### The request
Determine which lines contain the word "courses", then copy those lines.

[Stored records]
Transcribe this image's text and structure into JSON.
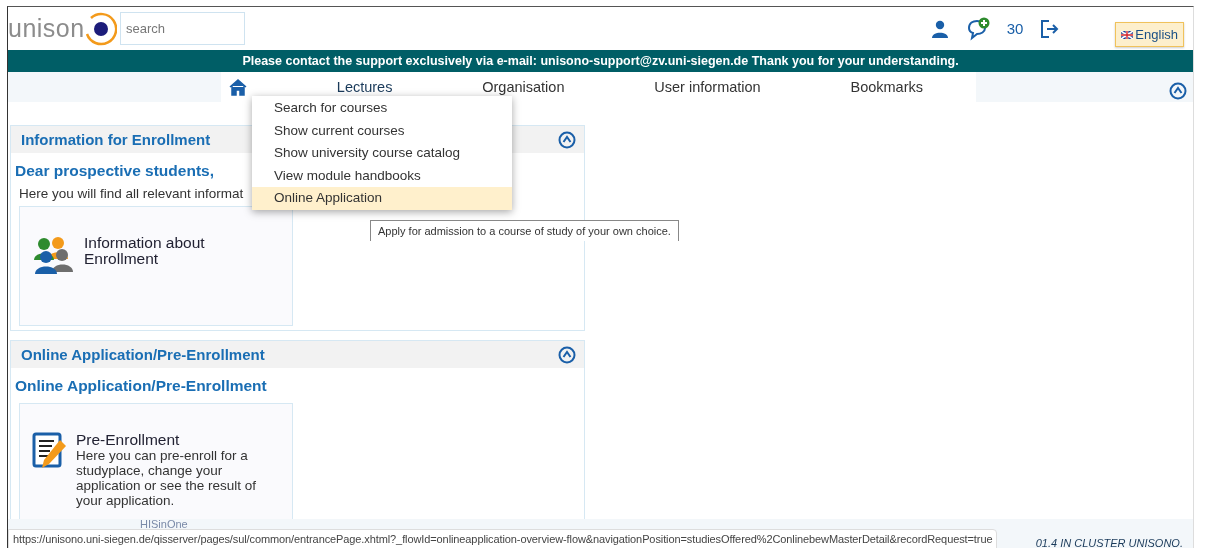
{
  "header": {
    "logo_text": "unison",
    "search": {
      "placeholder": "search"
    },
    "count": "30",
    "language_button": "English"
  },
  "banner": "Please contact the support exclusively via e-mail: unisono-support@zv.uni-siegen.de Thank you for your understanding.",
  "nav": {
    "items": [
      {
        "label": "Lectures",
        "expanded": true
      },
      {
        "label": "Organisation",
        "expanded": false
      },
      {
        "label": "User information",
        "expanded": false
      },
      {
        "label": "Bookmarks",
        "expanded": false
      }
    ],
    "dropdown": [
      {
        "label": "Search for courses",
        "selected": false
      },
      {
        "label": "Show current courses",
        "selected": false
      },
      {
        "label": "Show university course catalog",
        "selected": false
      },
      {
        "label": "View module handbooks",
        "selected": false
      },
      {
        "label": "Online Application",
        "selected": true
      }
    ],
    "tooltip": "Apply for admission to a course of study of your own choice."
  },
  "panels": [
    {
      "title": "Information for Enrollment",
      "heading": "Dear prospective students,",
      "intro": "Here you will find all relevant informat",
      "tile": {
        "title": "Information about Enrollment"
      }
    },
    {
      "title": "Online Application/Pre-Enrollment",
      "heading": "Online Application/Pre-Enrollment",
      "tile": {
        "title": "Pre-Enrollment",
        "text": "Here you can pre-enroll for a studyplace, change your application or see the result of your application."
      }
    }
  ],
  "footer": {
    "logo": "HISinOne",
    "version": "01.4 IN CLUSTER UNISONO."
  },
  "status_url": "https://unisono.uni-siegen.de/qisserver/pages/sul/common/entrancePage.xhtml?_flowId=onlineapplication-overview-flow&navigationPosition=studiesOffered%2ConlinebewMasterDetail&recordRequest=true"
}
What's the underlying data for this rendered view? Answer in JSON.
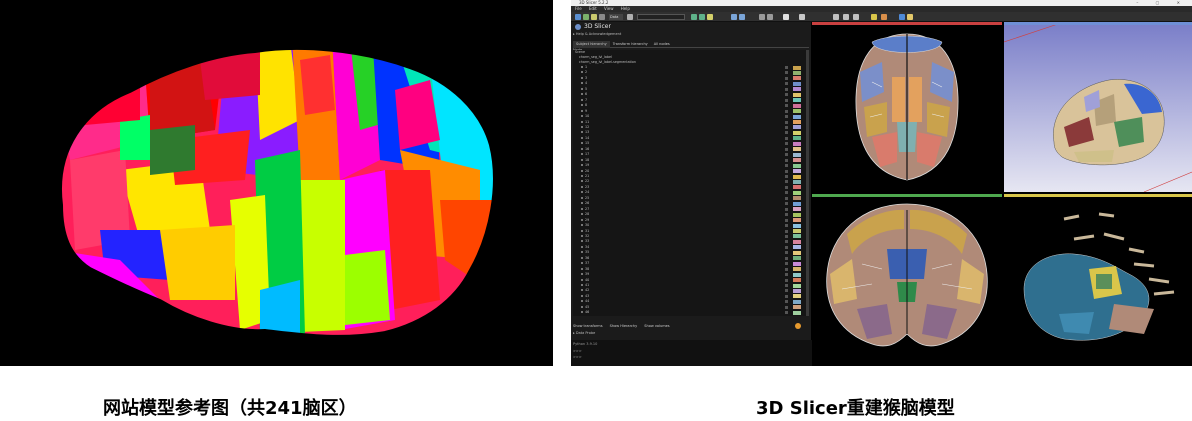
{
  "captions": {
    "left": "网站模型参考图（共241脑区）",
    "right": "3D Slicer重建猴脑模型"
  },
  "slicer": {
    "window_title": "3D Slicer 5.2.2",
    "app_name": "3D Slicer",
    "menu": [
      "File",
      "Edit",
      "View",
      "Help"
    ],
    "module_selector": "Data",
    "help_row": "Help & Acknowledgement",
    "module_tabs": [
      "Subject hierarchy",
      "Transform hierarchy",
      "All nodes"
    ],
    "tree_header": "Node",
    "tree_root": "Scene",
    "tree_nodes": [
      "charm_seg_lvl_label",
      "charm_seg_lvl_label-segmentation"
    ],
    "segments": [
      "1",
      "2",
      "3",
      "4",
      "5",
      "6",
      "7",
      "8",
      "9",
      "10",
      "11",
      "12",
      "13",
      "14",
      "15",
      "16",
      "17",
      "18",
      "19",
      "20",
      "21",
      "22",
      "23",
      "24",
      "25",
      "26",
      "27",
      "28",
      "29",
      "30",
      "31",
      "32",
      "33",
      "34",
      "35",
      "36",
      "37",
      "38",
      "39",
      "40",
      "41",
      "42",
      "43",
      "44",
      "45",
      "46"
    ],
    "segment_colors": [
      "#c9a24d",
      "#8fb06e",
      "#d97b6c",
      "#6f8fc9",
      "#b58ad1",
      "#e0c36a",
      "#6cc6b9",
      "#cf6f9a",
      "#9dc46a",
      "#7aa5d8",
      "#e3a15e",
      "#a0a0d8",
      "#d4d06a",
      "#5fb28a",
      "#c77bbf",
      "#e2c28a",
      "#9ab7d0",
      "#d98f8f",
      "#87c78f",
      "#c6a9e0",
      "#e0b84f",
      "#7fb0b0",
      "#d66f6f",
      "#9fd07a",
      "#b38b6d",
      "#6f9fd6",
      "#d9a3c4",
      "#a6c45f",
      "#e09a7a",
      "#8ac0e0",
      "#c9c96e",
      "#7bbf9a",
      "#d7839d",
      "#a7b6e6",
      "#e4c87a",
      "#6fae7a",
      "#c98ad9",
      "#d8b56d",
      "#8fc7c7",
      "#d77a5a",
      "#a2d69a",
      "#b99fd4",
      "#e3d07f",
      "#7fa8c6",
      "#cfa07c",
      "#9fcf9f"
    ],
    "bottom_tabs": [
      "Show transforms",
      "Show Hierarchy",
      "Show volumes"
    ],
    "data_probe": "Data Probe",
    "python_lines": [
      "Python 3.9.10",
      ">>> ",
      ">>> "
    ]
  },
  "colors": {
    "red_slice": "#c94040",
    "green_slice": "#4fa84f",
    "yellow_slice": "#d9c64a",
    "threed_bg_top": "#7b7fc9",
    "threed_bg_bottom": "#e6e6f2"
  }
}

### Exercise result
        "label": "Search for courses",
        "label": "Show current courses",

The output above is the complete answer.